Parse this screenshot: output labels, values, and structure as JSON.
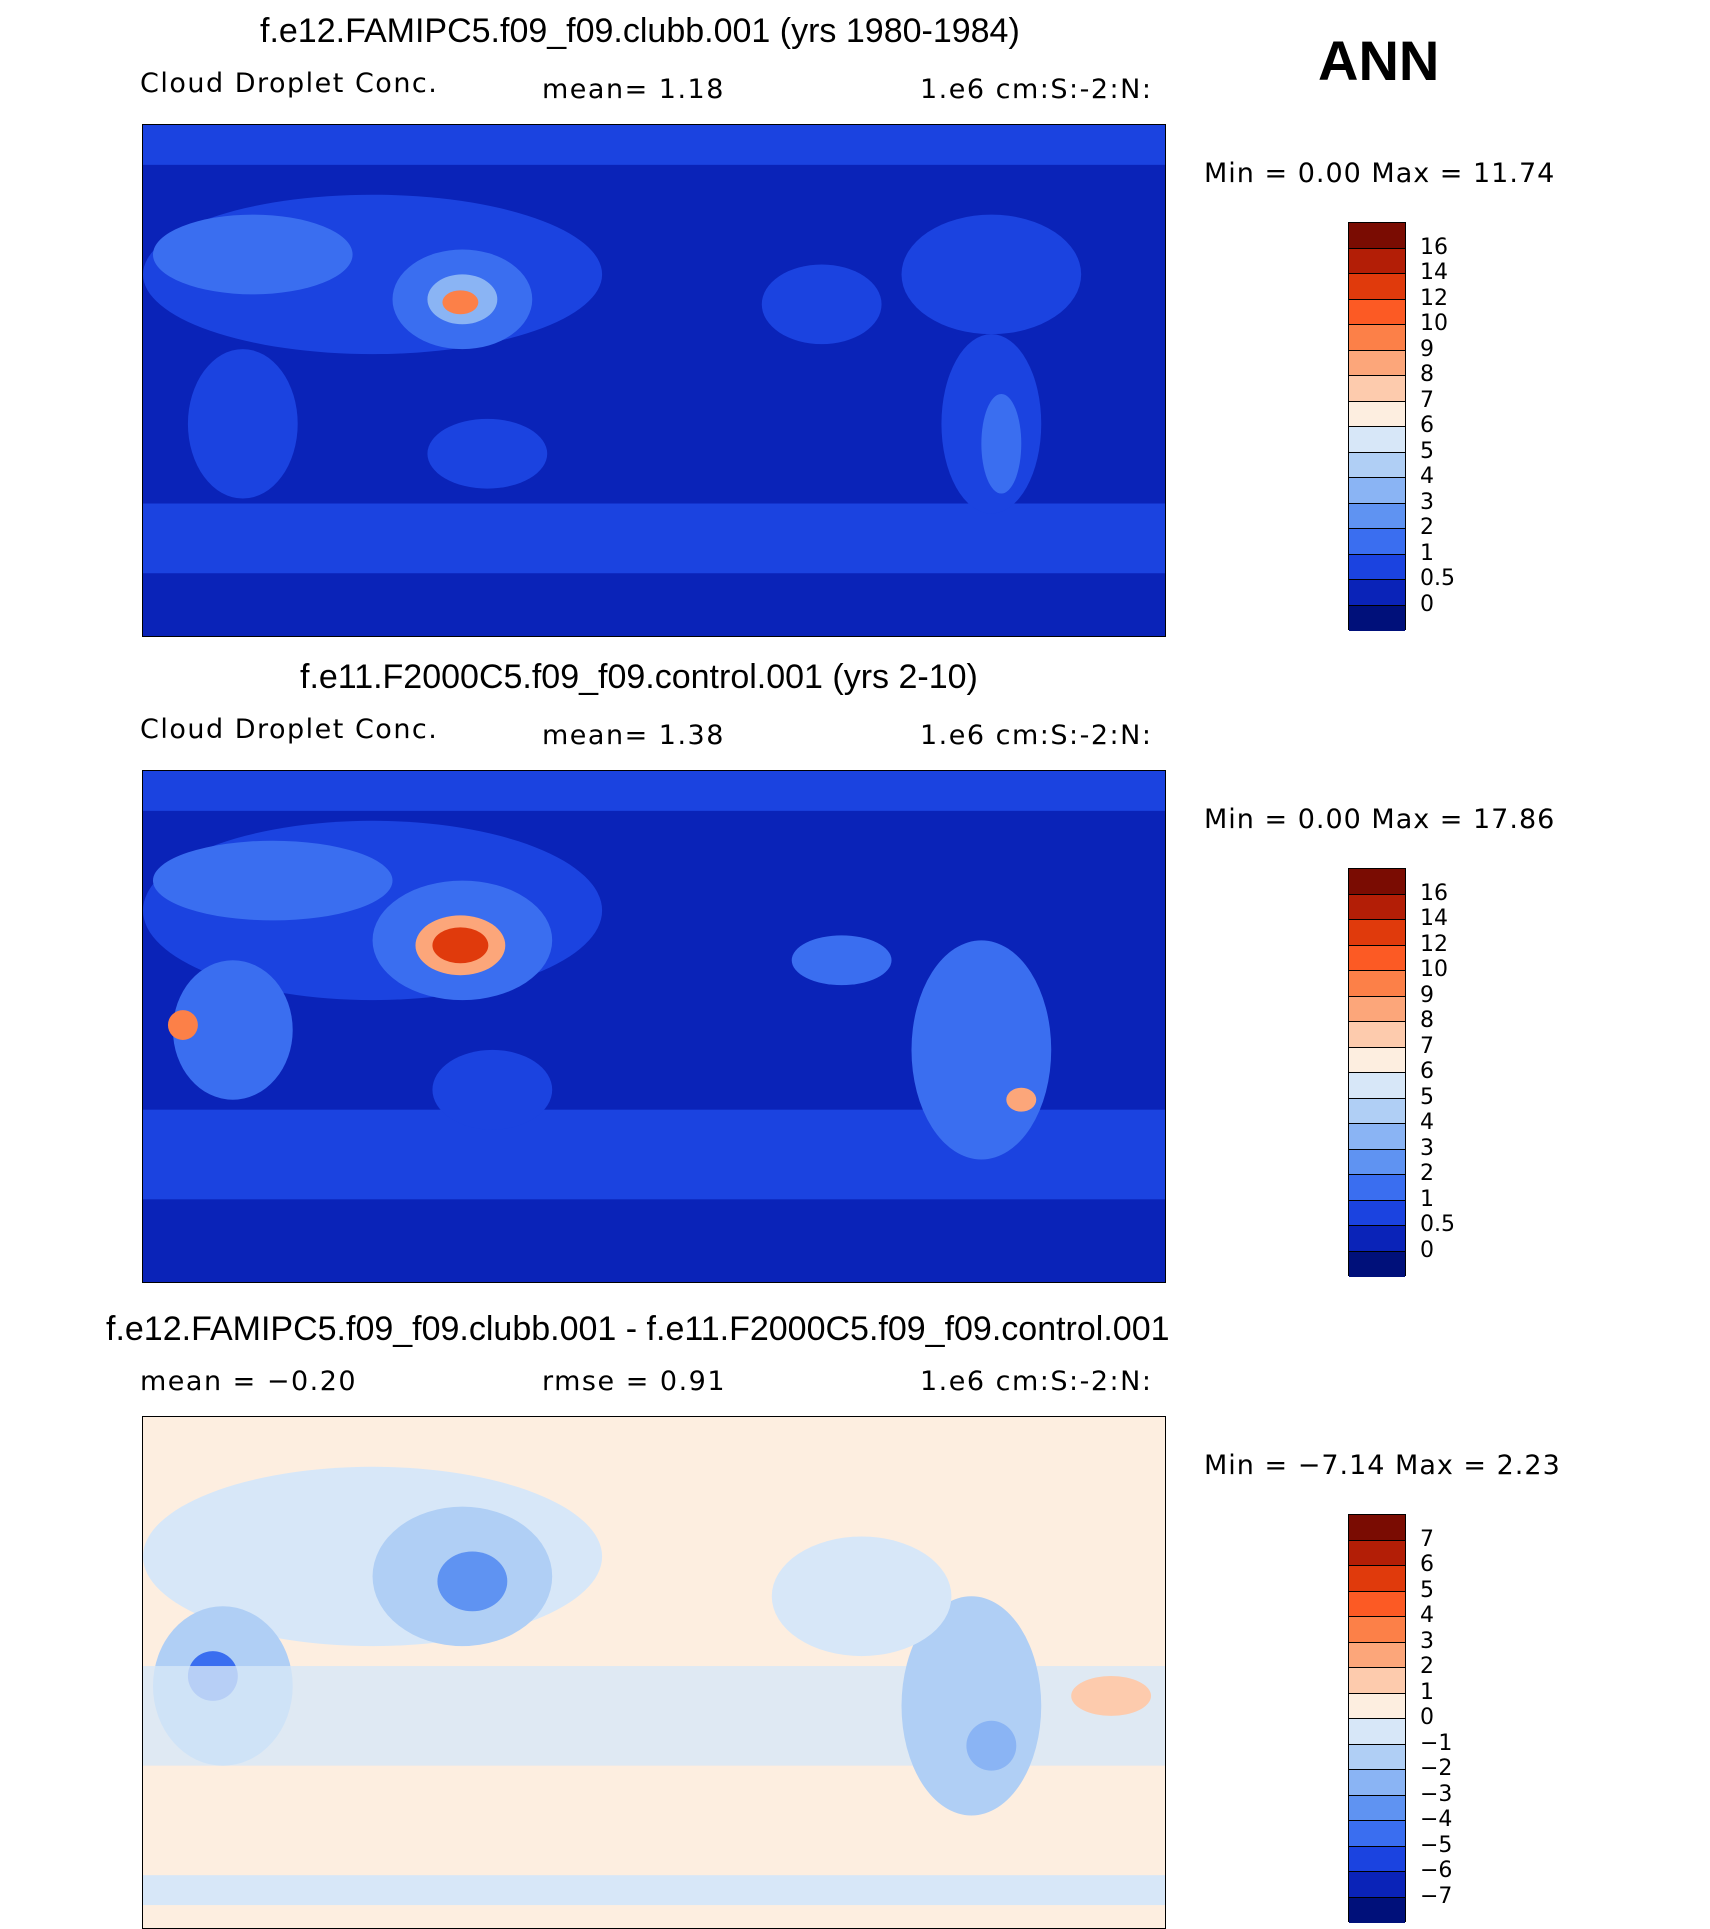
{
  "season": "ANN",
  "panels": [
    {
      "title": "f.e12.FAMIPC5.f09_f09.clubb.001 (yrs 1980-1984)",
      "variable": "Cloud Droplet Conc.",
      "stat_text": "mean=    1.18",
      "units": "1.e6 cm:S:-2:N:",
      "minmax": "Min  =     0.00  Max  =    11.74",
      "legend_labels": [
        "16",
        "14",
        "12",
        "10",
        "9",
        "8",
        "7",
        "6",
        "5",
        "4",
        "3",
        "2",
        "1",
        "0.5",
        "0"
      ],
      "legend_colors": [
        "#7a0c02",
        "#b31e06",
        "#e03a0c",
        "#fc5a24",
        "#fc8048",
        "#fca67a",
        "#fdcbad",
        "#fdeee0",
        "#d7e7f8",
        "#b0cff5",
        "#8ab4f4",
        "#5f93f2",
        "#3a6ef0",
        "#1b43e0",
        "#0a23b8",
        "#00107a"
      ]
    },
    {
      "title": "f.e11.F2000C5.f09_f09.control.001 (yrs 2-10)",
      "variable": "Cloud Droplet Conc.",
      "stat_text": "mean=    1.38",
      "units": "1.e6 cm:S:-2:N:",
      "minmax": "Min  =     0.00  Max  =    17.86",
      "legend_labels": [
        "16",
        "14",
        "12",
        "10",
        "9",
        "8",
        "7",
        "6",
        "5",
        "4",
        "3",
        "2",
        "1",
        "0.5",
        "0"
      ],
      "legend_colors": [
        "#7a0c02",
        "#b31e06",
        "#e03a0c",
        "#fc5a24",
        "#fc8048",
        "#fca67a",
        "#fdcbad",
        "#fdeee0",
        "#d7e7f8",
        "#b0cff5",
        "#8ab4f4",
        "#5f93f2",
        "#3a6ef0",
        "#1b43e0",
        "#0a23b8",
        "#00107a"
      ]
    },
    {
      "title": "f.e12.FAMIPC5.f09_f09.clubb.001 - f.e11.F2000C5.f09_f09.control.001",
      "stat_left": "mean  =   −0.20",
      "stat_text": "rmse  =     0.91",
      "units": "1.e6 cm:S:-2:N:",
      "minmax": "Min  =   −7.14  Max  =      2.23",
      "legend_labels": [
        "7",
        "6",
        "5",
        "4",
        "3",
        "2",
        "1",
        "0",
        "−1",
        "−2",
        "−3",
        "−4",
        "−5",
        "−6",
        "−7"
      ],
      "legend_colors": [
        "#7a0c02",
        "#b31e06",
        "#e03a0c",
        "#fc5a24",
        "#fc8048",
        "#fca67a",
        "#fdcbad",
        "#fdeee0",
        "#d7e7f8",
        "#b0cff5",
        "#8ab4f4",
        "#5f93f2",
        "#3a6ef0",
        "#1b43e0",
        "#0a23b8",
        "#00107a"
      ]
    }
  ]
}
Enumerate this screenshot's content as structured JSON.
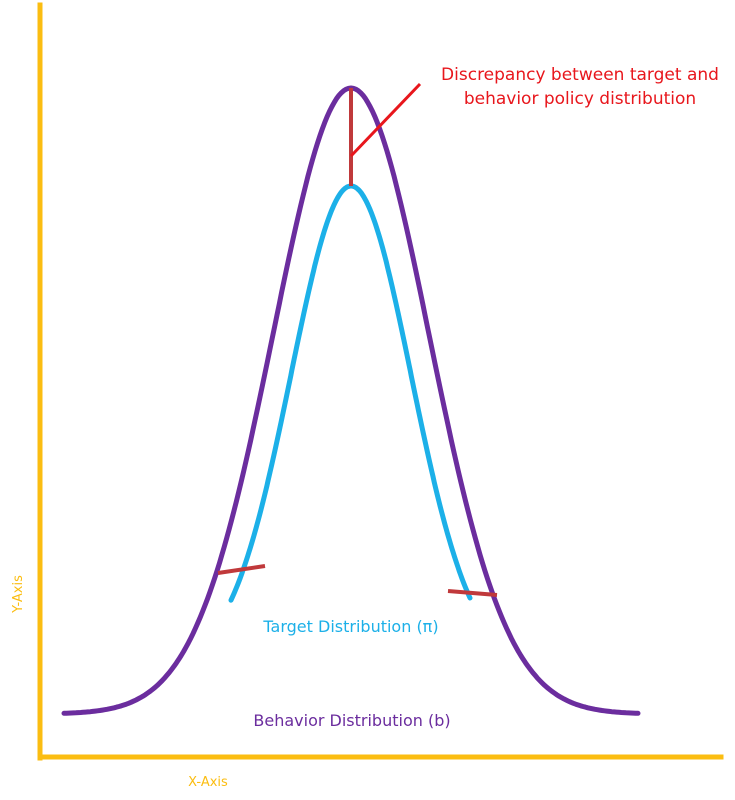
{
  "labels": {
    "x_axis": "X-Axis",
    "y_axis": "Y-Axis",
    "target": "Target Distribution (π)",
    "behavior": "Behavior Distribution (b)",
    "annotation_line1": "Discrepancy between target and",
    "annotation_line2": "behavior policy distribution"
  },
  "colors": {
    "axis": "#fbbd11",
    "target_curve": "#1cb0e8",
    "behavior_curve": "#6b2d9e",
    "discrepancy": "#c0393b",
    "annotation": "#e8161c",
    "target_label": "#1cb0e8",
    "behavior_label": "#6b2d9e",
    "axis_label": "#fbbd11"
  }
}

▸ **AIM**
Leave out the pictures and copy every record above exactly.

▸ **ANSWER TO THE EXERCISE**
Parse this screenshot: output labels, values, and structure as JSON.
{
  "season": "ANN",
  "panels": [
    {
      "title": "f.e12.FAMIPC5.f09_f09.clubb.001 (yrs 1980-1984)",
      "variable": "Cloud Droplet Conc.",
      "stat_text": "mean=    1.18",
      "units": "1.e6 cm:S:-2:N:",
      "minmax": "Min  =     0.00  Max  =    11.74",
      "legend_labels": [
        "16",
        "14",
        "12",
        "10",
        "9",
        "8",
        "7",
        "6",
        "5",
        "4",
        "3",
        "2",
        "1",
        "0.5",
        "0"
      ],
      "legend_colors": [
        "#7a0c02",
        "#b31e06",
        "#e03a0c",
        "#fc5a24",
        "#fc8048",
        "#fca67a",
        "#fdcbad",
        "#fdeee0",
        "#d7e7f8",
        "#b0cff5",
        "#8ab4f4",
        "#5f93f2",
        "#3a6ef0",
        "#1b43e0",
        "#0a23b8",
        "#00107a"
      ]
    },
    {
      "title": "f.e11.F2000C5.f09_f09.control.001 (yrs 2-10)",
      "variable": "Cloud Droplet Conc.",
      "stat_text": "mean=    1.38",
      "units": "1.e6 cm:S:-2:N:",
      "minmax": "Min  =     0.00  Max  =    17.86",
      "legend_labels": [
        "16",
        "14",
        "12",
        "10",
        "9",
        "8",
        "7",
        "6",
        "5",
        "4",
        "3",
        "2",
        "1",
        "0.5",
        "0"
      ],
      "legend_colors": [
        "#7a0c02",
        "#b31e06",
        "#e03a0c",
        "#fc5a24",
        "#fc8048",
        "#fca67a",
        "#fdcbad",
        "#fdeee0",
        "#d7e7f8",
        "#b0cff5",
        "#8ab4f4",
        "#5f93f2",
        "#3a6ef0",
        "#1b43e0",
        "#0a23b8",
        "#00107a"
      ]
    },
    {
      "title": "f.e12.FAMIPC5.f09_f09.clubb.001 - f.e11.F2000C5.f09_f09.control.001",
      "stat_left": "mean  =   −0.20",
      "stat_text": "rmse  =     0.91",
      "units": "1.e6 cm:S:-2:N:",
      "minmax": "Min  =   −7.14  Max  =      2.23",
      "legend_labels": [
        "7",
        "6",
        "5",
        "4",
        "3",
        "2",
        "1",
        "0",
        "−1",
        "−2",
        "−3",
        "−4",
        "−5",
        "−6",
        "−7"
      ],
      "legend_colors": [
        "#7a0c02",
        "#b31e06",
        "#e03a0c",
        "#fc5a24",
        "#fc8048",
        "#fca67a",
        "#fdcbad",
        "#fdeee0",
        "#d7e7f8",
        "#b0cff5",
        "#8ab4f4",
        "#5f93f2",
        "#3a6ef0",
        "#1b43e0",
        "#0a23b8",
        "#00107a"
      ]
    }
  ]
}
Enumerate this screenshot's content as structured JSON.
{
  "labels": {
    "x_axis": "X-Axis",
    "y_axis": "Y-Axis",
    "target": "Target Distribution (π)",
    "behavior": "Behavior Distribution (b)",
    "annotation_line1": "Discrepancy between target and",
    "annotation_line2": "behavior policy distribution"
  },
  "colors": {
    "axis": "#fbbd11",
    "target_curve": "#1cb0e8",
    "behavior_curve": "#6b2d9e",
    "discrepancy": "#c0393b",
    "annotation": "#e8161c",
    "target_label": "#1cb0e8",
    "behavior_label": "#6b2d9e",
    "axis_label": "#fbbd11"
  }
}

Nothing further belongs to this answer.